Input material:
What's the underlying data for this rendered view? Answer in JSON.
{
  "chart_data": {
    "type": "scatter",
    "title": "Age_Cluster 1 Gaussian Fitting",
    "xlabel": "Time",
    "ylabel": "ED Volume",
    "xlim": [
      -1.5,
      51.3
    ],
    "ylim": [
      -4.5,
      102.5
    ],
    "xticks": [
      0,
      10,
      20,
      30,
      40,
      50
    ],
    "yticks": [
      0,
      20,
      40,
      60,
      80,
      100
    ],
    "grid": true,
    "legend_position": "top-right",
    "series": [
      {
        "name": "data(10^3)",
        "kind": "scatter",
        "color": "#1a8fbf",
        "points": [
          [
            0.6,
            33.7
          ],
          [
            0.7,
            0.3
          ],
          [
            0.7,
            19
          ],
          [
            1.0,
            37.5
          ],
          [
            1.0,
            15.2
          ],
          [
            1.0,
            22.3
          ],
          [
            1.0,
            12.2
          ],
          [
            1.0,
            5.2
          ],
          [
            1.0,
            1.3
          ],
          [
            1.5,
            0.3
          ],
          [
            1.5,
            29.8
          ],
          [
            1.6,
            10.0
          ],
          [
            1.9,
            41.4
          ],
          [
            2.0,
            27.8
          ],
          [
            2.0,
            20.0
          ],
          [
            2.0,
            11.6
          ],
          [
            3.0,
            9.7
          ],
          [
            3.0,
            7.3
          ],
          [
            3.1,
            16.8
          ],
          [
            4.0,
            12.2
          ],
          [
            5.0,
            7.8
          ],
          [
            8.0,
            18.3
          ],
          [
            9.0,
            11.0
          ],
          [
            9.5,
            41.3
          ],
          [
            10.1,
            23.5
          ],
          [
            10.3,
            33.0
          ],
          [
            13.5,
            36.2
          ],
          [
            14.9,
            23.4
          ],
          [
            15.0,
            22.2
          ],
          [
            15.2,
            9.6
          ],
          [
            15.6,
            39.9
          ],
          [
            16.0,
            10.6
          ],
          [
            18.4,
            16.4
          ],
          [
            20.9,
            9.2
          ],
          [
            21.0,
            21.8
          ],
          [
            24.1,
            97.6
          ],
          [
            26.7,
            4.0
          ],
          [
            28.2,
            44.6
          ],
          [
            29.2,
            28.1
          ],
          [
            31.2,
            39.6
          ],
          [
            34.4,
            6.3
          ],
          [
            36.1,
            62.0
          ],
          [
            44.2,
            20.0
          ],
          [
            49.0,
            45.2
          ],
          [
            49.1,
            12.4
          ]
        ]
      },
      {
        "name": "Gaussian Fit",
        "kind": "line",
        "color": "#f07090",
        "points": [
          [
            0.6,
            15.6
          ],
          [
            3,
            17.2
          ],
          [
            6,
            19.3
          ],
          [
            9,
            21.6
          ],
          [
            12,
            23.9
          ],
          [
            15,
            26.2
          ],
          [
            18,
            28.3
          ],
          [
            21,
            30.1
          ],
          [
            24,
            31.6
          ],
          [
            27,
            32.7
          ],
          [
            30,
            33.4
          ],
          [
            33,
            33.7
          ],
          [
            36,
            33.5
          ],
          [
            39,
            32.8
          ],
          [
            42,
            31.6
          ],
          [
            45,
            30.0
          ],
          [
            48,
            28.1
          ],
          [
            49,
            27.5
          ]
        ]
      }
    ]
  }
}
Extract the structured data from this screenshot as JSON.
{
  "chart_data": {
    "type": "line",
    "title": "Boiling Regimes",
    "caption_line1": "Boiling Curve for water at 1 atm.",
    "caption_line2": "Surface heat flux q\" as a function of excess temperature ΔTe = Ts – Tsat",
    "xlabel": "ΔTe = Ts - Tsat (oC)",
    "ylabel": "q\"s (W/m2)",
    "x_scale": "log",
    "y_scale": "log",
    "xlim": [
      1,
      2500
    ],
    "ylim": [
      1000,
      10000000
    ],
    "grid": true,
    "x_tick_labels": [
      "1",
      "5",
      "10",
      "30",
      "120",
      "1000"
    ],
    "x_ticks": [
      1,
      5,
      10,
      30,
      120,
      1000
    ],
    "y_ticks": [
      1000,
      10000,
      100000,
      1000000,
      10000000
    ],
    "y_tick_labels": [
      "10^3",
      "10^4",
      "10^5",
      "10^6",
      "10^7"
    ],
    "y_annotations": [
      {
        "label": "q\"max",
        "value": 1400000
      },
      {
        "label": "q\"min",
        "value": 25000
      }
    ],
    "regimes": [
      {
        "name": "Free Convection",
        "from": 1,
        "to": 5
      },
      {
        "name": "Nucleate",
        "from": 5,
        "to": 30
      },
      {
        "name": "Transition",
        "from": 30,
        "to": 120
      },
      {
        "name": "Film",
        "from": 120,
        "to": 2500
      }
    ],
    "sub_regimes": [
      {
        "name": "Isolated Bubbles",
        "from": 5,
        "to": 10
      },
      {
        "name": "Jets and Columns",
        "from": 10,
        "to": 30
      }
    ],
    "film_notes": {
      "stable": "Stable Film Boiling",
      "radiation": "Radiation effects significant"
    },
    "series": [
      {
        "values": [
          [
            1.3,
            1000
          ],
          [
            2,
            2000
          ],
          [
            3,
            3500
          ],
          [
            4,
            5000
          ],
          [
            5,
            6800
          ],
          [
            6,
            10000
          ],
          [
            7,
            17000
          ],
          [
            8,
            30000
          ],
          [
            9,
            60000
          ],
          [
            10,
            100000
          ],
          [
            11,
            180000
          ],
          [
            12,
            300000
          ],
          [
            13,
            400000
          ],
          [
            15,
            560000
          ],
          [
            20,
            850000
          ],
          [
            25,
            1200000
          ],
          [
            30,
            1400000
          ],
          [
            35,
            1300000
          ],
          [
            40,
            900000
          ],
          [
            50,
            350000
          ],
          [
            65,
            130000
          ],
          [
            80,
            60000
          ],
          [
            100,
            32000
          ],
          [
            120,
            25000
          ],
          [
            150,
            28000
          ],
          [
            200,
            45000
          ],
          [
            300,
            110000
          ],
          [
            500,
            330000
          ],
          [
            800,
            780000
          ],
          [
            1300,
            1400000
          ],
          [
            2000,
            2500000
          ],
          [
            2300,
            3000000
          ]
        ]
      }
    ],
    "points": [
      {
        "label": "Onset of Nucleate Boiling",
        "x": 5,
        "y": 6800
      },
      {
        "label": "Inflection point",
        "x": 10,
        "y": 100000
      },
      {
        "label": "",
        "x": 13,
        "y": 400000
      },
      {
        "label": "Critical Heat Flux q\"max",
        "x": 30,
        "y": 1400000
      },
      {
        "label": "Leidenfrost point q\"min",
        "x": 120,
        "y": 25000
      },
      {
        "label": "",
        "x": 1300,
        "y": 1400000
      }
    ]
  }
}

What you are asked to do:
Return the whole listing exactly.

Answer below:
What's the underlying data for this rendered view? Answer in JSON.
{
  "chart_data": {
    "type": "scatter",
    "title": "Age_Cluster 1 Gaussian Fitting",
    "xlabel": "Time",
    "ylabel": "ED Volume",
    "xlim": [
      -1.5,
      51.3
    ],
    "ylim": [
      -4.5,
      102.5
    ],
    "xticks": [
      0,
      10,
      20,
      30,
      40,
      50
    ],
    "yticks": [
      0,
      20,
      40,
      60,
      80,
      100
    ],
    "grid": true,
    "legend_position": "top-right",
    "series": [
      {
        "name": "data(10^3)",
        "kind": "scatter",
        "color": "#1a8fbf",
        "points": [
          [
            0.6,
            33.7
          ],
          [
            0.7,
            0.3
          ],
          [
            0.7,
            19
          ],
          [
            1.0,
            37.5
          ],
          [
            1.0,
            15.2
          ],
          [
            1.0,
            22.3
          ],
          [
            1.0,
            12.2
          ],
          [
            1.0,
            5.2
          ],
          [
            1.0,
            1.3
          ],
          [
            1.5,
            0.3
          ],
          [
            1.5,
            29.8
          ],
          [
            1.6,
            10.0
          ],
          [
            1.9,
            41.4
          ],
          [
            2.0,
            27.8
          ],
          [
            2.0,
            20.0
          ],
          [
            2.0,
            11.6
          ],
          [
            3.0,
            9.7
          ],
          [
            3.0,
            7.3
          ],
          [
            3.1,
            16.8
          ],
          [
            4.0,
            12.2
          ],
          [
            5.0,
            7.8
          ],
          [
            8.0,
            18.3
          ],
          [
            9.0,
            11.0
          ],
          [
            9.5,
            41.3
          ],
          [
            10.1,
            23.5
          ],
          [
            10.3,
            33.0
          ],
          [
            13.5,
            36.2
          ],
          [
            14.9,
            23.4
          ],
          [
            15.0,
            22.2
          ],
          [
            15.2,
            9.6
          ],
          [
            15.6,
            39.9
          ],
          [
            16.0,
            10.6
          ],
          [
            18.4,
            16.4
          ],
          [
            20.9,
            9.2
          ],
          [
            21.0,
            21.8
          ],
          [
            24.1,
            97.6
          ],
          [
            26.7,
            4.0
          ],
          [
            28.2,
            44.6
          ],
          [
            29.2,
            28.1
          ],
          [
            31.2,
            39.6
          ],
          [
            34.4,
            6.3
          ],
          [
            36.1,
            62.0
          ],
          [
            44.2,
            20.0
          ],
          [
            49.0,
            45.2
          ],
          [
            49.1,
            12.4
          ]
        ]
      },
      {
        "name": "Gaussian Fit",
        "kind": "line",
        "color": "#f07090",
        "points": [
          [
            0.6,
            15.6
          ],
          [
            3,
            17.2
          ],
          [
            6,
            19.3
          ],
          [
            9,
            21.6
          ],
          [
            12,
            23.9
          ],
          [
            15,
            26.2
          ],
          [
            18,
            28.3
          ],
          [
            21,
            30.1
          ],
          [
            24,
            31.6
          ],
          [
            27,
            32.7
          ],
          [
            30,
            33.4
          ],
          [
            33,
            33.7
          ],
          [
            36,
            33.5
          ],
          [
            39,
            32.8
          ],
          [
            42,
            31.6
          ],
          [
            45,
            30.0
          ],
          [
            48,
            28.1
          ],
          [
            49,
            27.5
          ]
        ]
      }
    ]
  }
}
Extract the structured data from this screenshot as JSON.
{
  "chart_data": {
    "type": "line",
    "title": "Boiling Regimes",
    "caption_line1": "Boiling Curve for water at 1 atm.",
    "caption_line2": "Surface heat flux q\" as a function of excess temperature ΔTe = Ts – Tsat",
    "xlabel": "ΔTe = Ts - Tsat (oC)",
    "ylabel": "q\"s (W/m2)",
    "x_scale": "log",
    "y_scale": "log",
    "xlim": [
      1,
      2500
    ],
    "ylim": [
      1000,
      10000000
    ],
    "grid": true,
    "x_tick_labels": [
      "1",
      "5",
      "10",
      "30",
      "120",
      "1000"
    ],
    "x_ticks": [
      1,
      5,
      10,
      30,
      120,
      1000
    ],
    "y_ticks": [
      1000,
      10000,
      100000,
      1000000,
      10000000
    ],
    "y_tick_labels": [
      "10^3",
      "10^4",
      "10^5",
      "10^6",
      "10^7"
    ],
    "y_annotations": [
      {
        "label": "q\"max",
        "value": 1400000
      },
      {
        "label": "q\"min",
        "value": 25000
      }
    ],
    "regimes": [
      {
        "name": "Free Convection",
        "from": 1,
        "to": 5
      },
      {
        "name": "Nucleate",
        "from": 5,
        "to": 30
      },
      {
        "name": "Transition",
        "from": 30,
        "to": 120
      },
      {
        "name": "Film",
        "from": 120,
        "to": 2500
      }
    ],
    "sub_regimes": [
      {
        "name": "Isolated Bubbles",
        "from": 5,
        "to": 10
      },
      {
        "name": "Jets and Columns",
        "from": 10,
        "to": 30
      }
    ],
    "film_notes": {
      "stable": "Stable Film Boiling",
      "radiation": "Radiation effects significant"
    },
    "series": [
      {
        "values": [
          [
            1.3,
            1000
          ],
          [
            2,
            2000
          ],
          [
            3,
            3500
          ],
          [
            4,
            5000
          ],
          [
            5,
            6800
          ],
          [
            6,
            10000
          ],
          [
            7,
            17000
          ],
          [
            8,
            30000
          ],
          [
            9,
            60000
          ],
          [
            10,
            100000
          ],
          [
            11,
            180000
          ],
          [
            12,
            300000
          ],
          [
            13,
            400000
          ],
          [
            15,
            560000
          ],
          [
            20,
            850000
          ],
          [
            25,
            1200000
          ],
          [
            30,
            1400000
          ],
          [
            35,
            1300000
          ],
          [
            40,
            900000
          ],
          [
            50,
            350000
          ],
          [
            65,
            130000
          ],
          [
            80,
            60000
          ],
          [
            100,
            32000
          ],
          [
            120,
            25000
          ],
          [
            150,
            28000
          ],
          [
            200,
            45000
          ],
          [
            300,
            110000
          ],
          [
            500,
            330000
          ],
          [
            800,
            780000
          ],
          [
            1300,
            1400000
          ],
          [
            2000,
            2500000
          ],
          [
            2300,
            3000000
          ]
        ]
      }
    ],
    "points": [
      {
        "label": "Onset of Nucleate Boiling",
        "x": 5,
        "y": 6800
      },
      {
        "label": "Inflection point",
        "x": 10,
        "y": 100000
      },
      {
        "label": "",
        "x": 13,
        "y": 400000
      },
      {
        "label": "Critical Heat Flux q\"max",
        "x": 30,
        "y": 1400000
      },
      {
        "label": "Leidenfrost point q\"min",
        "x": 120,
        "y": 25000
      },
      {
        "label": "",
        "x": 1300,
        "y": 1400000
      }
    ]
  }
}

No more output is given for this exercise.